— Begin —

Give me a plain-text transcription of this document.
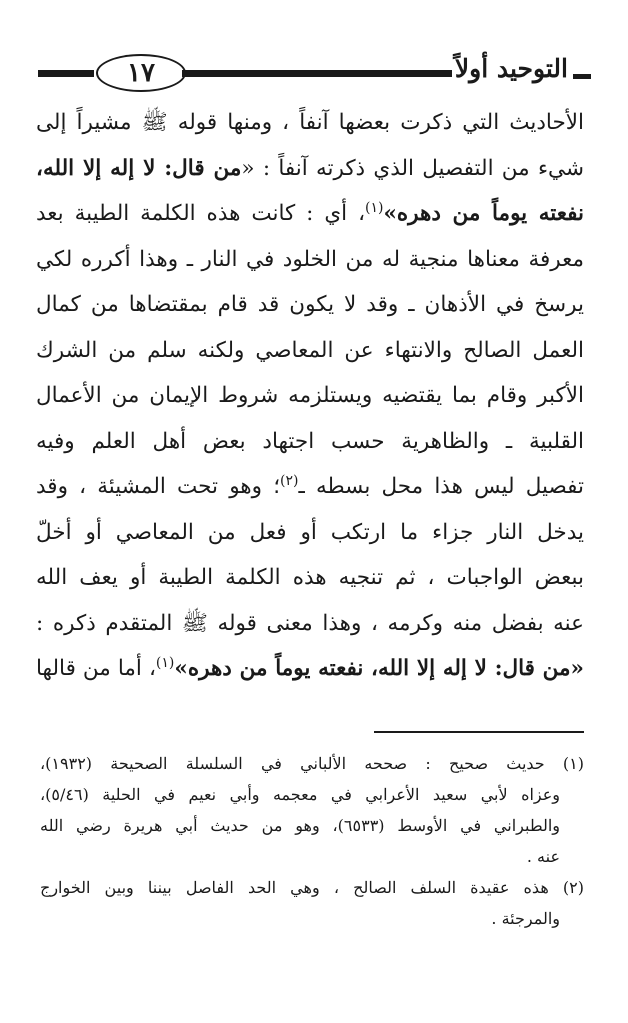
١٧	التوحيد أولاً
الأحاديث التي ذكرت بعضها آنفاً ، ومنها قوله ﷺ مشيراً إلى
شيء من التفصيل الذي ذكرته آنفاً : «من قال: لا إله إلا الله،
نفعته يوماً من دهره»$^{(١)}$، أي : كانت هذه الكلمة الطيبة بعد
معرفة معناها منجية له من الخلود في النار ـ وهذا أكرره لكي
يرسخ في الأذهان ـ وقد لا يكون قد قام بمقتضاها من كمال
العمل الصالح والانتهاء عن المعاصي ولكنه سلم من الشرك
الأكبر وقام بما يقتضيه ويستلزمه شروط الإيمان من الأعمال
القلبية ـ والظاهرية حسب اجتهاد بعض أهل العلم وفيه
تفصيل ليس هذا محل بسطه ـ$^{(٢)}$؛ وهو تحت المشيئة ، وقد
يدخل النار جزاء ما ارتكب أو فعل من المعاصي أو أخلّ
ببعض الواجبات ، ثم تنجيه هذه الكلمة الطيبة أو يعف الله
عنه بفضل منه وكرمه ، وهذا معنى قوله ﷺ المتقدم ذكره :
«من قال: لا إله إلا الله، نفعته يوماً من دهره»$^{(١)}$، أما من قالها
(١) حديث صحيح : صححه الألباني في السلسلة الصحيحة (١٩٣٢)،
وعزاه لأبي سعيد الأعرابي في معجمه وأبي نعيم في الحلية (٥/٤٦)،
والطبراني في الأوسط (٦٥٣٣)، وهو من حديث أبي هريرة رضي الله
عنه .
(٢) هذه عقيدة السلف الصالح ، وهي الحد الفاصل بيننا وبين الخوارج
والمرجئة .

— End —
— Begin —

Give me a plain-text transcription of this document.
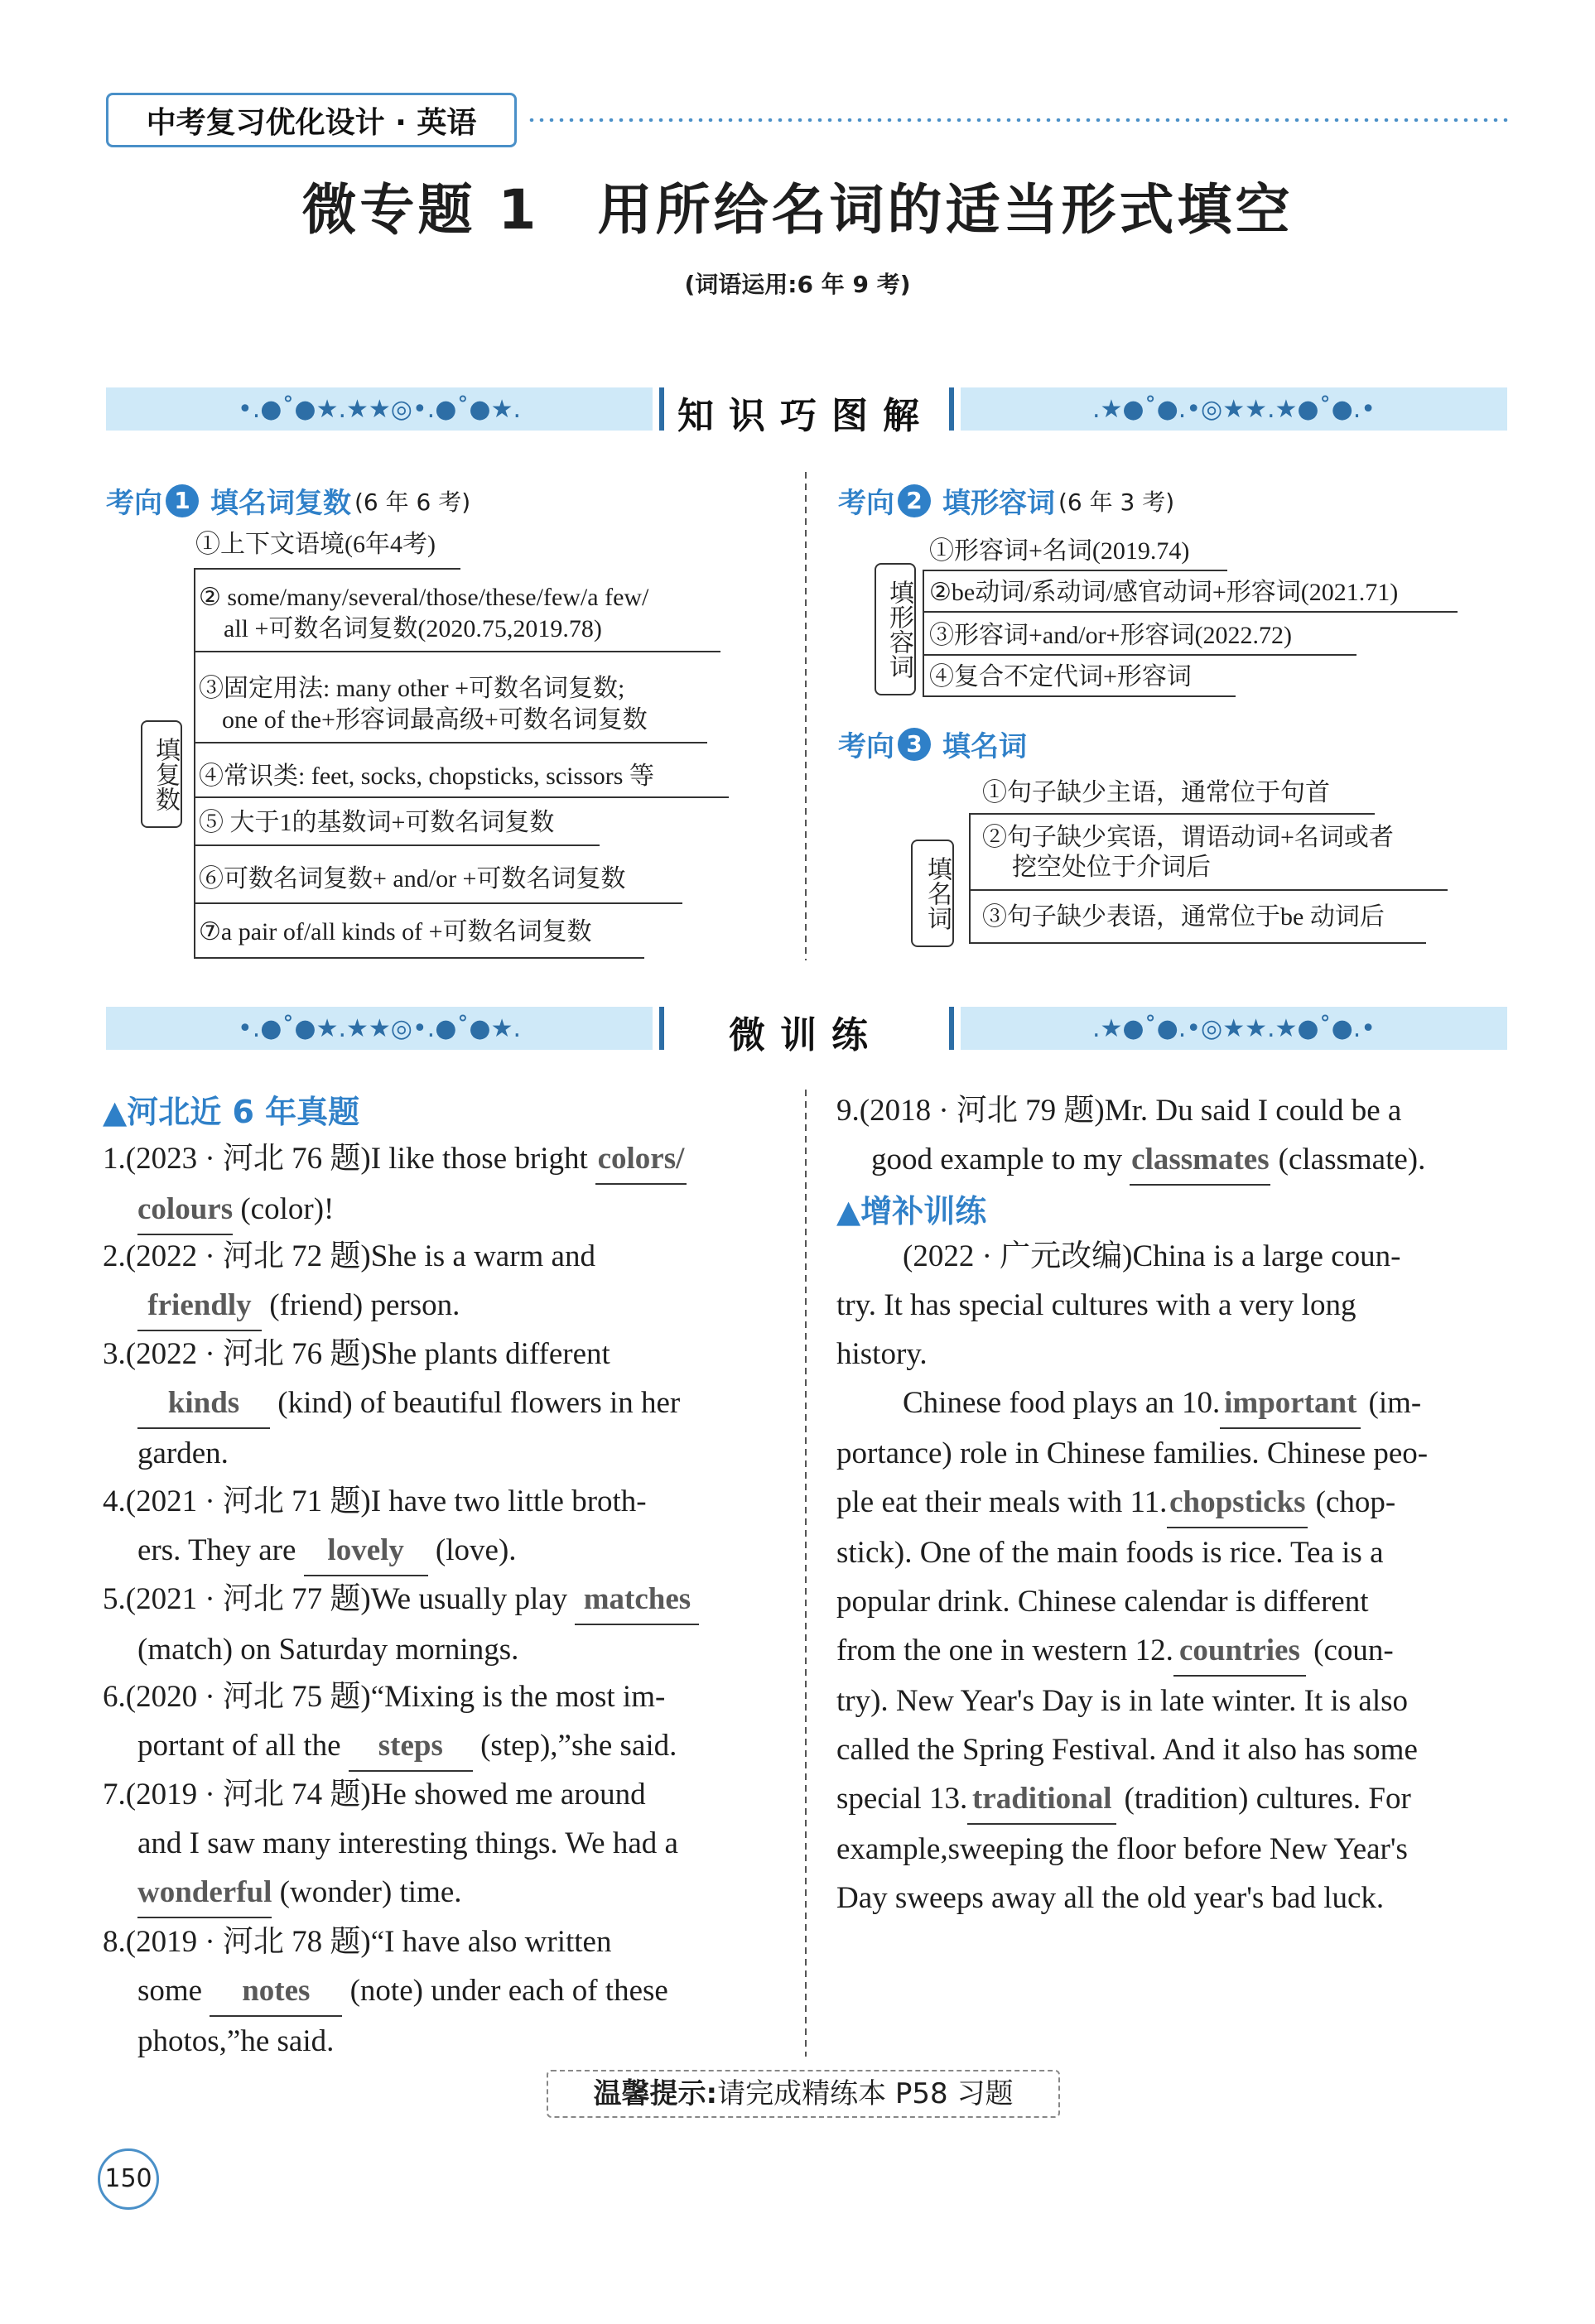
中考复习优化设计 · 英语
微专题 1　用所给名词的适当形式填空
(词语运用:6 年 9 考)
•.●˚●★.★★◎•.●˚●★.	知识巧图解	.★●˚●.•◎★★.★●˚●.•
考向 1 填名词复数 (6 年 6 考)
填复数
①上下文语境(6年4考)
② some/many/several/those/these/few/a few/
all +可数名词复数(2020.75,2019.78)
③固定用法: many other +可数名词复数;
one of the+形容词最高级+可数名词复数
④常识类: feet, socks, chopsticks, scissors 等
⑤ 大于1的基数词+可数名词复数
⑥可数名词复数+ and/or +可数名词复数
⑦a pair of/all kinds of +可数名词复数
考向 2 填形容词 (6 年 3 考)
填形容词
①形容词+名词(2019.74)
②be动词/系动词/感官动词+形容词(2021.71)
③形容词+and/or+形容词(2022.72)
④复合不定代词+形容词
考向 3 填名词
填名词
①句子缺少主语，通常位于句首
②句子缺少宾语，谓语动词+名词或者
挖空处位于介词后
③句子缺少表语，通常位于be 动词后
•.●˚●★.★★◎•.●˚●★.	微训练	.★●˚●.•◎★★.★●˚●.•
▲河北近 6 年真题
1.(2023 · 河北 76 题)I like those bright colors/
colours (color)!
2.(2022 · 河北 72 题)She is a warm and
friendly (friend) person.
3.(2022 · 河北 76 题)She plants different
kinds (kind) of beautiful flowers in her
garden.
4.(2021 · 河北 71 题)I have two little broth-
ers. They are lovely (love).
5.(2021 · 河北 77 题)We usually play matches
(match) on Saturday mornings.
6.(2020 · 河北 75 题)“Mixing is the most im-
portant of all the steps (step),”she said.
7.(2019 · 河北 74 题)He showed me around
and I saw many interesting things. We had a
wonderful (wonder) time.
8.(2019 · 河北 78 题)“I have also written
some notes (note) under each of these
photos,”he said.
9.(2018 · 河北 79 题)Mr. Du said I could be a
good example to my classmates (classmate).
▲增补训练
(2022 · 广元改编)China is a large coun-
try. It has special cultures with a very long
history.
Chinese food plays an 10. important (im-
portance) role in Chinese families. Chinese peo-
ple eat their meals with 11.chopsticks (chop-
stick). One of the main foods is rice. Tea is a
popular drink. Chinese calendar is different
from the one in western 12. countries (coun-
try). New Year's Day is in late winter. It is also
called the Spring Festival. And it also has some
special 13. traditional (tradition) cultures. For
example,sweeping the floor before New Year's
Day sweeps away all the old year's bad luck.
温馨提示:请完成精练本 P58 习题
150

— End —
— Begin —

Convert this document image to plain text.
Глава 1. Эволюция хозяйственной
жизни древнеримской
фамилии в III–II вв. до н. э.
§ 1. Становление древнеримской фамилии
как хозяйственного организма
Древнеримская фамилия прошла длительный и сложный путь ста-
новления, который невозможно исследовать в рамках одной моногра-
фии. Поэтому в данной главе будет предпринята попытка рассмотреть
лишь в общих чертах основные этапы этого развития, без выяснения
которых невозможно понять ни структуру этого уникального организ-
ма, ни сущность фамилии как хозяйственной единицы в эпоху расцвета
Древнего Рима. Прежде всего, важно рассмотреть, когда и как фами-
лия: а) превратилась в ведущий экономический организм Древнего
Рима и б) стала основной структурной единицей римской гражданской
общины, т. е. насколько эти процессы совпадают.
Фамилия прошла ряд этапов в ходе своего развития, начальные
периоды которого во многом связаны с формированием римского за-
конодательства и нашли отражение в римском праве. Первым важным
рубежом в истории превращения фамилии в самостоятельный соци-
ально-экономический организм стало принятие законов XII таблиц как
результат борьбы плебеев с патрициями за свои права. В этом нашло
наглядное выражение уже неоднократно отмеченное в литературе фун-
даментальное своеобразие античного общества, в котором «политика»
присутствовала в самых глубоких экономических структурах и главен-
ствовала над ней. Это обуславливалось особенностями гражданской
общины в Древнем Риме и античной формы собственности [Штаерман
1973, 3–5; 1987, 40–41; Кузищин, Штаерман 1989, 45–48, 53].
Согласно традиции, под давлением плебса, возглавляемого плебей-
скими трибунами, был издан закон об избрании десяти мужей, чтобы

— End —

Your task is to gather every line with the word "different" and copy it.

▶ Solution to this problem
3.(2022 · 河北 76 题)She plants different
popular drink. Chinese calendar is different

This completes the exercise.